Draw out every line with the word "that" from the listing below.

** start Entries provided **

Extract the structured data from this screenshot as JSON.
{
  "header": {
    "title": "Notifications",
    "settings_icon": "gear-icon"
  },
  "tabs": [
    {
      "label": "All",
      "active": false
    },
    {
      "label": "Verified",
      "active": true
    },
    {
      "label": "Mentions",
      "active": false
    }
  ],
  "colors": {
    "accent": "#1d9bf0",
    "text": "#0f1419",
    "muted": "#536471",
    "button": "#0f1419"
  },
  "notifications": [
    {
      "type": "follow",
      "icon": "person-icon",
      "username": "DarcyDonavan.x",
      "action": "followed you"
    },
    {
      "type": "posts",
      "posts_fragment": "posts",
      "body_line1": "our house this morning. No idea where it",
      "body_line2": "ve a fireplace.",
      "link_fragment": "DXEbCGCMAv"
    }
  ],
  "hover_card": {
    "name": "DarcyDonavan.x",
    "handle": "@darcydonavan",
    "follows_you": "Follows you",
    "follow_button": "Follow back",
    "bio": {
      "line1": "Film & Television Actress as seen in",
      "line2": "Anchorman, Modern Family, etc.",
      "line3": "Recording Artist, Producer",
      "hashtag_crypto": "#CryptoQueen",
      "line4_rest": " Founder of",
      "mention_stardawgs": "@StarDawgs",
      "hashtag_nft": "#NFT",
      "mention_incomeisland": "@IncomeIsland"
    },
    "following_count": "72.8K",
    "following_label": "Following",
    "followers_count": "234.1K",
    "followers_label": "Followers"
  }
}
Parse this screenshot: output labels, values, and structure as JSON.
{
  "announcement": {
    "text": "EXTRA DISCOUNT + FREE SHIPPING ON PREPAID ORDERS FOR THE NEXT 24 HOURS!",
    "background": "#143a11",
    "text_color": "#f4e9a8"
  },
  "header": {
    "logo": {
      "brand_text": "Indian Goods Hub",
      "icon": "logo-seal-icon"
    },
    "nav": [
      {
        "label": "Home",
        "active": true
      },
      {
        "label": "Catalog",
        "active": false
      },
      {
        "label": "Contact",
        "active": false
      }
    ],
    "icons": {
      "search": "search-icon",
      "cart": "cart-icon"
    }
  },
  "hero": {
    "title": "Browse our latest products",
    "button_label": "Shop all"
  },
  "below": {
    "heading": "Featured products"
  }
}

** end Entries provided **
** start Entries provided **

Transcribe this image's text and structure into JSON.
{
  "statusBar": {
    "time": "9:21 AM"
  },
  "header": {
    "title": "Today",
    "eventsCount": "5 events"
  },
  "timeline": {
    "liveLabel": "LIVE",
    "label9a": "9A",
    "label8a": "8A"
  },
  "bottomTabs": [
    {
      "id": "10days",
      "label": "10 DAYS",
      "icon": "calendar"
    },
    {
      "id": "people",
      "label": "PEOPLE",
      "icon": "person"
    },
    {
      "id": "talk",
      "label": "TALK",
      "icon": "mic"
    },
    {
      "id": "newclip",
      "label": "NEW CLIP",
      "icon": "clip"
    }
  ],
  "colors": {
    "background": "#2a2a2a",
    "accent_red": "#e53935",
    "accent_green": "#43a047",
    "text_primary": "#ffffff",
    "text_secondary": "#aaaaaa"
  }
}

** end Entries provided **
** start Entries provided **

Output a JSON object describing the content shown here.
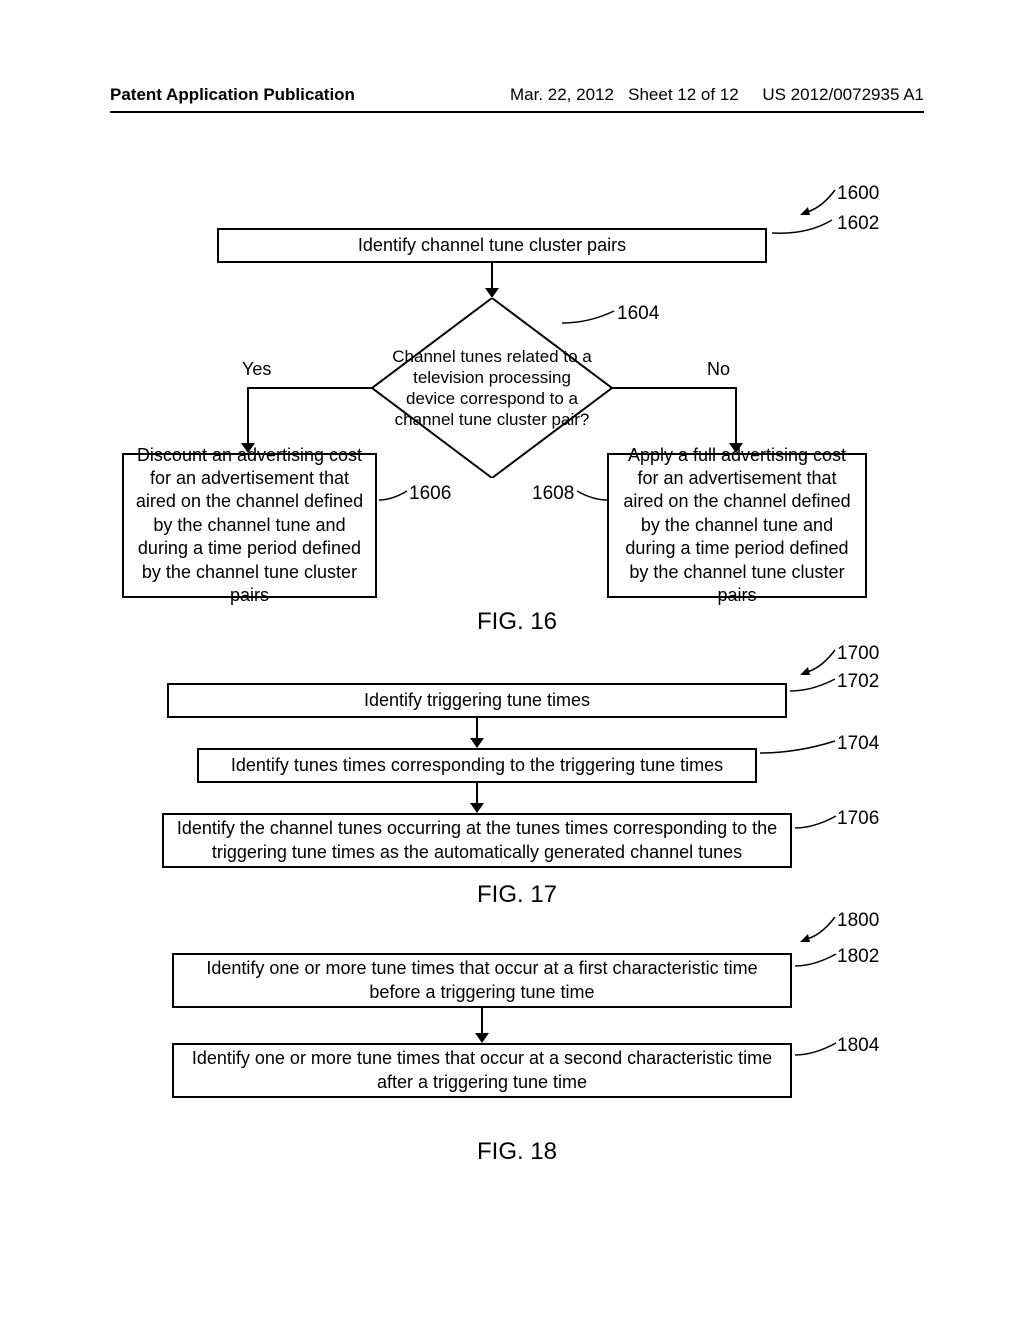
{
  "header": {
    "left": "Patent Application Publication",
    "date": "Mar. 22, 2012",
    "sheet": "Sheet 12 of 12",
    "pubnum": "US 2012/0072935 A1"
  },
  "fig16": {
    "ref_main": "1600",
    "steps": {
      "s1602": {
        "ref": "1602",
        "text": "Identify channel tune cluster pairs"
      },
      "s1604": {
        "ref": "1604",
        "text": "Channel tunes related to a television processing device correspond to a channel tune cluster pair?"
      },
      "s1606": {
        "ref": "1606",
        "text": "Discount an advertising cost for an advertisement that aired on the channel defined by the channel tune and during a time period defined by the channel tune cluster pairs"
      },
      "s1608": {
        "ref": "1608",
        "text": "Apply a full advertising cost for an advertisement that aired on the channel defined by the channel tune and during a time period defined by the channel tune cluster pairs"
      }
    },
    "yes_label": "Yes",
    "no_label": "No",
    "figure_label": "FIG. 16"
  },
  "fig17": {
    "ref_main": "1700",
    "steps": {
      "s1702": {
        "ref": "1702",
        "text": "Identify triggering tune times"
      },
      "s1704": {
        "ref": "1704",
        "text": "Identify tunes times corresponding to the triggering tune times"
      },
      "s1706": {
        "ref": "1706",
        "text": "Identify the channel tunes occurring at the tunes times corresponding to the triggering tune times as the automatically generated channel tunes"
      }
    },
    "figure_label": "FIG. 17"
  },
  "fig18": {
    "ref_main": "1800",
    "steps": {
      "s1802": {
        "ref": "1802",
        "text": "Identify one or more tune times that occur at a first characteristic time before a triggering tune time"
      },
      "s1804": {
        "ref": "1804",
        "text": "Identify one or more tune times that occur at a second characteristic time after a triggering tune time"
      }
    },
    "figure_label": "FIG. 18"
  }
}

** end Entries provided **

→ The response
        "text": "Discount an advertising cost for an advertisement that aired on the channel defined by the channel tune and during a time period defined by the channel tune cluster pairs"
        "text": "Apply a full advertising cost for an advertisement that aired on the channel defined by the channel tune and during a time period defined by the channel tune cluster pairs"
        "text": "Identify one or more tune times that occur at a first characteristic time before a triggering tune time"
        "text": "Identify one or more tune times that occur at a second characteristic time after a triggering tune time"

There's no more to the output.